What needs to be done: Locate each line in the records containing "hist". Copy it.

## start

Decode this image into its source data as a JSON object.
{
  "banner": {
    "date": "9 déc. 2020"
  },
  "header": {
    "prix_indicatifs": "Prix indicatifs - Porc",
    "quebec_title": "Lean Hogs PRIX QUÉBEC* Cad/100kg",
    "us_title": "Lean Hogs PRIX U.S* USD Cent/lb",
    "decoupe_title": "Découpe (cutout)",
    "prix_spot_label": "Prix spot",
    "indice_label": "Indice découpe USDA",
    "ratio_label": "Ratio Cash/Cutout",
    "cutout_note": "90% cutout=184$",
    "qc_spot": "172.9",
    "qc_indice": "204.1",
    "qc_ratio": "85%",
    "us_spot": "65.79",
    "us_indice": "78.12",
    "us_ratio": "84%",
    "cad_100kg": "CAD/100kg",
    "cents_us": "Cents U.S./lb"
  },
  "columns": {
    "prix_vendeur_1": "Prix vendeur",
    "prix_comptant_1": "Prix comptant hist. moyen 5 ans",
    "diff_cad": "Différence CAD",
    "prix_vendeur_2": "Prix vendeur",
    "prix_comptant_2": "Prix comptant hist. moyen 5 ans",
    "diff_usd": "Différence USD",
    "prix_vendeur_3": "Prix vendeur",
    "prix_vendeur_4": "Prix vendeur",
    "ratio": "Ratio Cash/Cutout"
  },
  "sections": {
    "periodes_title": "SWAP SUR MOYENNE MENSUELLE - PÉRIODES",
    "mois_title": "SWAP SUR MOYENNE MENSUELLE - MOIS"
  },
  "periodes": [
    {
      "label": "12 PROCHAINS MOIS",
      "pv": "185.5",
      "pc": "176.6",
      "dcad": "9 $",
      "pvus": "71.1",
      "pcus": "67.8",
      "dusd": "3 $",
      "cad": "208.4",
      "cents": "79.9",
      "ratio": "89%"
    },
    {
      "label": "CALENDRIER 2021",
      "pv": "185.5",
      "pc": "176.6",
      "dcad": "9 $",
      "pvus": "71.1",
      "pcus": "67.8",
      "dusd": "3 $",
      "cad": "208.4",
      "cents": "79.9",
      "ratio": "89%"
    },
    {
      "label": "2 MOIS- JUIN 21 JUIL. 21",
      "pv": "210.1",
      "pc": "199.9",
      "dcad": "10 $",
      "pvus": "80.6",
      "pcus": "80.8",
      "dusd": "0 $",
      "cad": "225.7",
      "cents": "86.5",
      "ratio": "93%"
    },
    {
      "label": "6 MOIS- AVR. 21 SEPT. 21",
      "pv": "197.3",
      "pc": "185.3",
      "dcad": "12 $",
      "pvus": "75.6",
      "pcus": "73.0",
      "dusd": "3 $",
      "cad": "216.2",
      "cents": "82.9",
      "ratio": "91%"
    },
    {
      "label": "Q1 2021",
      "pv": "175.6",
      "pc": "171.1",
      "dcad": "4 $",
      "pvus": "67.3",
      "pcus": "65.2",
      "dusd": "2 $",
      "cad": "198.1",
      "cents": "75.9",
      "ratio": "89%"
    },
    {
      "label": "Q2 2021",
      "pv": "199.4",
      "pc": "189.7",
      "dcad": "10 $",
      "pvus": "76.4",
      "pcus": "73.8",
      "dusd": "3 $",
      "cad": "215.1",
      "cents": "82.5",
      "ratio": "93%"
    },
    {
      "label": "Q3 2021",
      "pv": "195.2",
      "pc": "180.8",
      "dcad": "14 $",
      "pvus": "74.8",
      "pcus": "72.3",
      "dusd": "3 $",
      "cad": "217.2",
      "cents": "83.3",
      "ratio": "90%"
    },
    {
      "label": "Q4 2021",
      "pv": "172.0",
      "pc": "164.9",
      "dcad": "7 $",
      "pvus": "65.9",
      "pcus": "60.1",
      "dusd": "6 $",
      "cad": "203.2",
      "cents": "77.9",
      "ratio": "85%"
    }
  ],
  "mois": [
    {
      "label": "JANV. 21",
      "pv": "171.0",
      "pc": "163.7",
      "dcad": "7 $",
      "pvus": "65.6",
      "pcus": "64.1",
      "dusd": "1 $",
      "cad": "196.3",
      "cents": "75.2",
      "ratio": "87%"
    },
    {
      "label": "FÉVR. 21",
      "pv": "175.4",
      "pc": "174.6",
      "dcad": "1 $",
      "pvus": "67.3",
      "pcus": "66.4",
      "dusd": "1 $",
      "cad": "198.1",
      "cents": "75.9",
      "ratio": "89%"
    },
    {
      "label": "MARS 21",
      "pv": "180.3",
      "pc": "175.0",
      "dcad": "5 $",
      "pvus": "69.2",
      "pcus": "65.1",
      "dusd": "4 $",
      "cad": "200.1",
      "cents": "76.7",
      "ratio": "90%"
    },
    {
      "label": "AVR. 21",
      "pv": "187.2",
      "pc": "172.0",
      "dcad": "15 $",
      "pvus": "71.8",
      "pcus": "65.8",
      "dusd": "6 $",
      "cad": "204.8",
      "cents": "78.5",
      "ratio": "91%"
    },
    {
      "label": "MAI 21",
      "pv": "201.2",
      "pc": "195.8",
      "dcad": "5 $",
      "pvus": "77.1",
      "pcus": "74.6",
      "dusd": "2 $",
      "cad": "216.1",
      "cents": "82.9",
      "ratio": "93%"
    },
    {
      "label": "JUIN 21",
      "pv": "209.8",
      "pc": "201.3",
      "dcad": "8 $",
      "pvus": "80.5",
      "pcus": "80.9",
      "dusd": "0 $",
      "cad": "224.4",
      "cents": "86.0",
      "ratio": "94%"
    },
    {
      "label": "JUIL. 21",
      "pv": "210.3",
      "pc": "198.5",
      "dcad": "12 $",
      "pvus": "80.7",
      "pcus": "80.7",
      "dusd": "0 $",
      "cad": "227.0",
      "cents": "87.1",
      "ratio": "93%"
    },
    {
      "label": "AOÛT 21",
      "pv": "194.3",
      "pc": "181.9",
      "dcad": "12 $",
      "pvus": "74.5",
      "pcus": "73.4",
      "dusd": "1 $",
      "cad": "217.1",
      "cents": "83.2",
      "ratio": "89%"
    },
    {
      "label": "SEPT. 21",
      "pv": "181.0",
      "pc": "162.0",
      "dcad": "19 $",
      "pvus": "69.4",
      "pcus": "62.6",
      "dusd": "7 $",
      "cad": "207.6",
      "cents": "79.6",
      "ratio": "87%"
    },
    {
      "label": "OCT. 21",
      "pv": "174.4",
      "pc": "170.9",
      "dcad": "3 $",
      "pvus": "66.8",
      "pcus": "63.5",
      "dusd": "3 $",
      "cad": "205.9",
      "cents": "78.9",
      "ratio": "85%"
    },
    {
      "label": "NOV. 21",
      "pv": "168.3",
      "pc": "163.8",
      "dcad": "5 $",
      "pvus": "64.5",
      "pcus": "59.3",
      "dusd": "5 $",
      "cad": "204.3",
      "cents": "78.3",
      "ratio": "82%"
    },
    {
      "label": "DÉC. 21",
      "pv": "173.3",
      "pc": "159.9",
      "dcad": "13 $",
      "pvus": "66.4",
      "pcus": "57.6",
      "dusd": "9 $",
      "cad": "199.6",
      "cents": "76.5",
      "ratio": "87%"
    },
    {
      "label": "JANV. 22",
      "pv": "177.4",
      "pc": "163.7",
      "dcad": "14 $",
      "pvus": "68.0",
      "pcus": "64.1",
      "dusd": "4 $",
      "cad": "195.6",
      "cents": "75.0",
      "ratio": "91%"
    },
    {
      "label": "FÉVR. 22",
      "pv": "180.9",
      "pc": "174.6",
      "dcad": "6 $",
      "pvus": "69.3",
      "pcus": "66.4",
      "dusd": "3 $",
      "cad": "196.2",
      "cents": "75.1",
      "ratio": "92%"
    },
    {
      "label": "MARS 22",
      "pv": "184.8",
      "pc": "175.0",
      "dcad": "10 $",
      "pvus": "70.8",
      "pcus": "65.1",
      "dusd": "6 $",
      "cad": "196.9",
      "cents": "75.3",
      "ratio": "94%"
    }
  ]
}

## end

Exercise response:
    "prix_comptant_1": "Prix comptant hist. moyen 5 ans",
    "prix_comptant_2": "Prix comptant hist. moyen 5 ans",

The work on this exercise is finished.